DOCUMENT SEGMENT section start

In May 2002, we entered into an agreement with Cable Shipping Inc. to time charter a vessel, the G. Murray, under a three-year contract at a rate of $18,500 per day. The 340-foot, DP-2 class vessel, which was renamed the Midnight Hunter, is being used as a deepwater vessel to provide diving and ROV support work in water depths ranging up to 9,000 feet. We may make various modifications to the vessel in order to give it the capability of laying pipe (utilizing up to four reels) in water depths of approximately 3,000 to 4,000 feet. We have the option of purchasing the vessel for a fixed price after two years and at the end of the contract period.
 
We believe that our existing cash and short-term investments and cash flow from operations will be sufficient to meet our existing liquidity needs for the near term. We also believe that our existing cash and short-term investments, the bank facility we have put into place, and the permanent construction financing we are seeking, in addition to our cash flow from operations, will be sufficient to complete our identified growth plans. If our plans or assumptions change or prove to be inaccurate, if we cannot obtain permanent construction financing on satisfactory terms or if we make any additional acquisitions of existing vessels or other businesses, we may need to raise additional capital. We may not be able to raise such additional funds, or we may not be able to raise such funds on favorable terms and would not be able to complete our growth plans.
 
NEW ACCOUNTING STANDARDS
 
In July 2001, the Financial Accounting Standards Board (“FASB”) issued Statement of Financial Accounting Standards (“SFAS”) No. 143, “Accounting for Asset Retirement Obligations,” effective for fiscal years beginning after June 15, 2002. This statement will require us to record the fair value of liabilities related to future asset retirement obligations in the period the obligation is incurred. We expect to adopt SFAS No. 143 on January 1, 2003. Due to the nature of our assets, management believes that the adoption of this statement will not materially impact our financial position or results of operations.
 
In August 2001, the FASB issued SFAS No. 144, “Accounting for the Impairment or Disposal of Long-Lived Assets,” which supersedes SFAS No. 121, “Accounting for the Impairment of Long-Lived Assets and for Long-Lived Assets to Be Disposed Of.” The provisions of this statement revise current guidelines

16


Table of Contents
 
with respect to the process for measuring impairment of long-lived assets. We adopted this statement effective January 1, 2002; such adoption did not have a material impact on our financial position or results of operations.
 
In April 2002, the FASB issued SFAS No. 145, “Rescission of FASB Statements No. 4, 44, and 64, Amendment of FASB Statement No. 13, and Technical Corrections,” which revises current guidance with respect to gains and losses on early extinguishment of debt. Under SFAS No. 145, gains and losses on early extinguishment of debt will no longer be treated as extraordinary items unless they meet the criteria for extraordinary treatment in Accounting Principles Board (“APB”) Opinion No. 30. We will be required to adopt SFAS No. 145 effective January 1, 2003. Upon adoption, we will be required to reclassify the extraordinary losses on early extinguishment of debt from prior periods, as these amounts will no longer qualify for extraordinary treatment under SFAS No. 145.

DOCUMENT SEGMENT section end
RECORD EXCERPTS section start

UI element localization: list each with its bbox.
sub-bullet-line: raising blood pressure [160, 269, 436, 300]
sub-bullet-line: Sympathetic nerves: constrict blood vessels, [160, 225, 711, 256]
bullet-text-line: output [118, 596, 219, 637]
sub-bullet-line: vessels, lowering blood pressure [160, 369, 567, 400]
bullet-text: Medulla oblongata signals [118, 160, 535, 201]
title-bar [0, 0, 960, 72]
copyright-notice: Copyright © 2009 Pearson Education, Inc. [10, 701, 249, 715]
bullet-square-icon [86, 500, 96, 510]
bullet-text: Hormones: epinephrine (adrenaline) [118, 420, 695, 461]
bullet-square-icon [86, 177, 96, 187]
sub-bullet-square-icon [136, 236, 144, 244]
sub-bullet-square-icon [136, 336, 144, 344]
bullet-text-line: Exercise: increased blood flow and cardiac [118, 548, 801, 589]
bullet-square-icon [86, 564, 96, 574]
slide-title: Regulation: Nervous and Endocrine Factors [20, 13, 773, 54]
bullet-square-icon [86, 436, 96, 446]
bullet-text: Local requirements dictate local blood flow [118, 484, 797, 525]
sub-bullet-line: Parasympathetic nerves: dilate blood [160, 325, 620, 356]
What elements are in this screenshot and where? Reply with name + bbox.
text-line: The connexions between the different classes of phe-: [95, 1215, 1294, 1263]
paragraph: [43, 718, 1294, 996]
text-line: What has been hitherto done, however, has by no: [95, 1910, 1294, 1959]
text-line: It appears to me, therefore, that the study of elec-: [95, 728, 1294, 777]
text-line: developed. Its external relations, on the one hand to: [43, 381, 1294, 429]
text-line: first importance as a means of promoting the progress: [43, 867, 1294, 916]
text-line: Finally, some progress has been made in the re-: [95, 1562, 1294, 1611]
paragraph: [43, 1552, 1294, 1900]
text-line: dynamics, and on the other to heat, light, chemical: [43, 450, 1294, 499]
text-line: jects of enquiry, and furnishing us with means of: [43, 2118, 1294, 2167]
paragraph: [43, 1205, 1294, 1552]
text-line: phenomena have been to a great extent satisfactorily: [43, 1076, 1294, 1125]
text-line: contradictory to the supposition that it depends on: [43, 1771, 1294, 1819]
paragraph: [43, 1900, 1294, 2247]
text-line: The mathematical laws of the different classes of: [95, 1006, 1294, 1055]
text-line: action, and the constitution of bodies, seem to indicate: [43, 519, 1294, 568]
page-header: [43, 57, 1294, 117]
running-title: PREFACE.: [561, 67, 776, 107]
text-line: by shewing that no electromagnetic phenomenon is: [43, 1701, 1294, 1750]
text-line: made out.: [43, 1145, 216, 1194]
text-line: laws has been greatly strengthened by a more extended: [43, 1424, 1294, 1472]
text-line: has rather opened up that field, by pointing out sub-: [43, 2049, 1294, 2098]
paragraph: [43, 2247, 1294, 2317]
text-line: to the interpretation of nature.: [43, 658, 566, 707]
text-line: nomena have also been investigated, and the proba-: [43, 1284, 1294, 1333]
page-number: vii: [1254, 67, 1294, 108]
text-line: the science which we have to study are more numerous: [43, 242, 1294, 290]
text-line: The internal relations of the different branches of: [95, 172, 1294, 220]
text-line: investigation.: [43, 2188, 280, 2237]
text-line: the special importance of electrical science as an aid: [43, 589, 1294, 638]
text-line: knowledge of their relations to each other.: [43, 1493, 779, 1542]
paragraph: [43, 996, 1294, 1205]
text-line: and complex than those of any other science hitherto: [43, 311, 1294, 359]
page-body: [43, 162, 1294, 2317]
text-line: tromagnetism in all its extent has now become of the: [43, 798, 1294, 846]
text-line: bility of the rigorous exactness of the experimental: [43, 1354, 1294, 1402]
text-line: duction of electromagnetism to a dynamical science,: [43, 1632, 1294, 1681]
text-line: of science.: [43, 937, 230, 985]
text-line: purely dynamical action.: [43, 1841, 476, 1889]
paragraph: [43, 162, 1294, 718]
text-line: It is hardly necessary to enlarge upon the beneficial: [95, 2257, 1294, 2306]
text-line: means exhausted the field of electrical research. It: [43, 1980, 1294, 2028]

RECORD EXCERPTS section end

Answer these from the financial filing excerpt:
(a) What daily rate applies to the time charter of the G. Murray?
(b) On what date does the company expect to adopt SFAS No. 143?
(c) Which statement does SFAS No. 144 supersede?
The entries have no role in this work.

(a) $18,500 per day.
(b) January 1, 2003.
(c) SFAS No. 121, "Accounting for the Impairment of Long-Lived Assets and for Long-Lived Assets to Be Disposed Of."